# start of Exercise data

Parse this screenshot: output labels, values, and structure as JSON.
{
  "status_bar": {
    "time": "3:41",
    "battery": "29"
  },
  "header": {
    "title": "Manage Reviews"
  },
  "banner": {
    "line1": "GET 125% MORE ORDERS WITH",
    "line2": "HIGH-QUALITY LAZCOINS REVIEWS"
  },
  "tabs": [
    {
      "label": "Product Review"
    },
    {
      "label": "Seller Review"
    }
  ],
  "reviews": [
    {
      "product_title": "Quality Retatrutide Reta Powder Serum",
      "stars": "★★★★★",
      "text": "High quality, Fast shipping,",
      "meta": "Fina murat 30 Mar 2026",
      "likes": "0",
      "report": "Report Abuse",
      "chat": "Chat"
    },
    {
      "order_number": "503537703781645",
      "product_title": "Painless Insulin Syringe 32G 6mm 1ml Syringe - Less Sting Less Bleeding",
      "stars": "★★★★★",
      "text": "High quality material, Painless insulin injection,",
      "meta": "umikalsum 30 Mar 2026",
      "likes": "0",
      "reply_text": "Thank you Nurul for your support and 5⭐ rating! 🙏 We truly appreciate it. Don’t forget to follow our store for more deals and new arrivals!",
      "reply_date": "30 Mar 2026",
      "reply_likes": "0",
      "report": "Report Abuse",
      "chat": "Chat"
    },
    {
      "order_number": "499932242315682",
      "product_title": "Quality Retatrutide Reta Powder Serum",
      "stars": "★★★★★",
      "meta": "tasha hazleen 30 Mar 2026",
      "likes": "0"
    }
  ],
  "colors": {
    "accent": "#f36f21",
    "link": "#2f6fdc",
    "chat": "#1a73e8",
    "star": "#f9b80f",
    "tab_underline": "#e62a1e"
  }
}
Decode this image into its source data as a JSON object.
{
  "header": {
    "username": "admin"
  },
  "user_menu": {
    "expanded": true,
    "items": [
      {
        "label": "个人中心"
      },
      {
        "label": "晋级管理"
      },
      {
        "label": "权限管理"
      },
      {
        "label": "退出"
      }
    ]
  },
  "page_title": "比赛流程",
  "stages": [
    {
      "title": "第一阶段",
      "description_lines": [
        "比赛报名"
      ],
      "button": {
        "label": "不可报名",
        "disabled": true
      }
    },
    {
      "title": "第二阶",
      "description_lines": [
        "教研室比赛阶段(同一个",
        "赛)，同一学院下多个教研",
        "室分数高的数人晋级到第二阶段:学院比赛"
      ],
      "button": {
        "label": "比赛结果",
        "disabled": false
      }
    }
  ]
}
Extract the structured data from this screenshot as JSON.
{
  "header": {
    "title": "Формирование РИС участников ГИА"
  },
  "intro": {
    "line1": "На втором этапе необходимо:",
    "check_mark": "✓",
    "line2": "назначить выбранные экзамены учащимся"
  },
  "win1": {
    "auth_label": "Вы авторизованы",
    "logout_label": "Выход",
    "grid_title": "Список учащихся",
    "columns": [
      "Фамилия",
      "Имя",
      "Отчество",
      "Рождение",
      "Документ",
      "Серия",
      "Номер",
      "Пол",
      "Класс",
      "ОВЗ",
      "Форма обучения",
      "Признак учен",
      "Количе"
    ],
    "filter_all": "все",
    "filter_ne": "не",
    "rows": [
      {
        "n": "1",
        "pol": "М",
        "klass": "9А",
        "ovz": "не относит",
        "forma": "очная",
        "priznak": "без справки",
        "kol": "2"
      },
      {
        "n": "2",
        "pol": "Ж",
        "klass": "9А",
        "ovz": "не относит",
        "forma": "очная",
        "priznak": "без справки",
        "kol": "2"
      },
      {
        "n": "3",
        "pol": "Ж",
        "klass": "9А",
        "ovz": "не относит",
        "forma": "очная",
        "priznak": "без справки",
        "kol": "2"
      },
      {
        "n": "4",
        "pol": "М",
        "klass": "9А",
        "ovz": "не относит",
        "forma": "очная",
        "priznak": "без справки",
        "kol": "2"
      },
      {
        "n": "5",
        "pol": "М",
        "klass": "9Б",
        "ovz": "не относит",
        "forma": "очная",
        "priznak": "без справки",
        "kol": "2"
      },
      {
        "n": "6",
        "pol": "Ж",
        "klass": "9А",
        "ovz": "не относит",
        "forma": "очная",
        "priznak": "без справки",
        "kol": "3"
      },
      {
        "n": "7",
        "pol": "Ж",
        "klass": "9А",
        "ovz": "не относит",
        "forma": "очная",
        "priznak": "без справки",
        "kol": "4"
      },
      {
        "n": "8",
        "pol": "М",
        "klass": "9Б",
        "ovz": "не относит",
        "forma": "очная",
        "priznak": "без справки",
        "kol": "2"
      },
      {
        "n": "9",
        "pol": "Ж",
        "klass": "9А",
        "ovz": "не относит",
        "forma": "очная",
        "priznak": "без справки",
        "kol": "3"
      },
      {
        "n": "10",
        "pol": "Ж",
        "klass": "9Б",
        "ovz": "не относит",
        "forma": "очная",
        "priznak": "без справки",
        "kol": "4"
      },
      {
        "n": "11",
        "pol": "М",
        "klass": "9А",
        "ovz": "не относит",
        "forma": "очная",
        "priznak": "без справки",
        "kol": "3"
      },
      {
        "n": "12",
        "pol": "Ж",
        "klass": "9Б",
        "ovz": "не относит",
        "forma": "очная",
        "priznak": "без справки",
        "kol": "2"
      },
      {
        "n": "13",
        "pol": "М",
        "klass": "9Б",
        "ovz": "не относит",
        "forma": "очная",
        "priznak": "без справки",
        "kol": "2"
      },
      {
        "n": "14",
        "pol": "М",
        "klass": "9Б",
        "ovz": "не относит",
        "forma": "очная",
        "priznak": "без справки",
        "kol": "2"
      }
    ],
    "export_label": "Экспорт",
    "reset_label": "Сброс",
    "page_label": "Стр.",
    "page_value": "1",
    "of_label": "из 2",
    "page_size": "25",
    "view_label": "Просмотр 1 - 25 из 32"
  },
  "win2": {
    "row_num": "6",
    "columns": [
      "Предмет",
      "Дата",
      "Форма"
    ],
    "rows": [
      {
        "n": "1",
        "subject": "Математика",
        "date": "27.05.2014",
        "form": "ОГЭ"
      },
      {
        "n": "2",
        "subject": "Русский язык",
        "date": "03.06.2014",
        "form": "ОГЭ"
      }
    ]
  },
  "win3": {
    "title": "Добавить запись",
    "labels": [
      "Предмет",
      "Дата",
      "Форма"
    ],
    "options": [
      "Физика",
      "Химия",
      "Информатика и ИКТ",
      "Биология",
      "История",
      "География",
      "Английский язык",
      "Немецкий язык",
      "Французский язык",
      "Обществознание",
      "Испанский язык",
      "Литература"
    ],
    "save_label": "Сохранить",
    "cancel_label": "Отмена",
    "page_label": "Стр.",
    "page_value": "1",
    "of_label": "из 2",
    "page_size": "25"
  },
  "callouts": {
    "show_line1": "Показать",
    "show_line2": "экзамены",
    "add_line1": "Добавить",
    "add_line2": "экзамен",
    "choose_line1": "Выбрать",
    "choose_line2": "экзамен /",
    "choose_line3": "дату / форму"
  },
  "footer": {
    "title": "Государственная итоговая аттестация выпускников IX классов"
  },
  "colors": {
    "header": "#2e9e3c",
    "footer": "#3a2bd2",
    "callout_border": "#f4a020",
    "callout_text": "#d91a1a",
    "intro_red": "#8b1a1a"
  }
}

# end of Exercise data

Directive:
Identify each line in the records above containing the word "meta"; copy those lines.

The response:
      "meta": "Fina murat 30 Mar 2026",
      "meta": "umikalsum 30 Mar 2026",
      "meta": "tasha hazleen 30 Mar 2026",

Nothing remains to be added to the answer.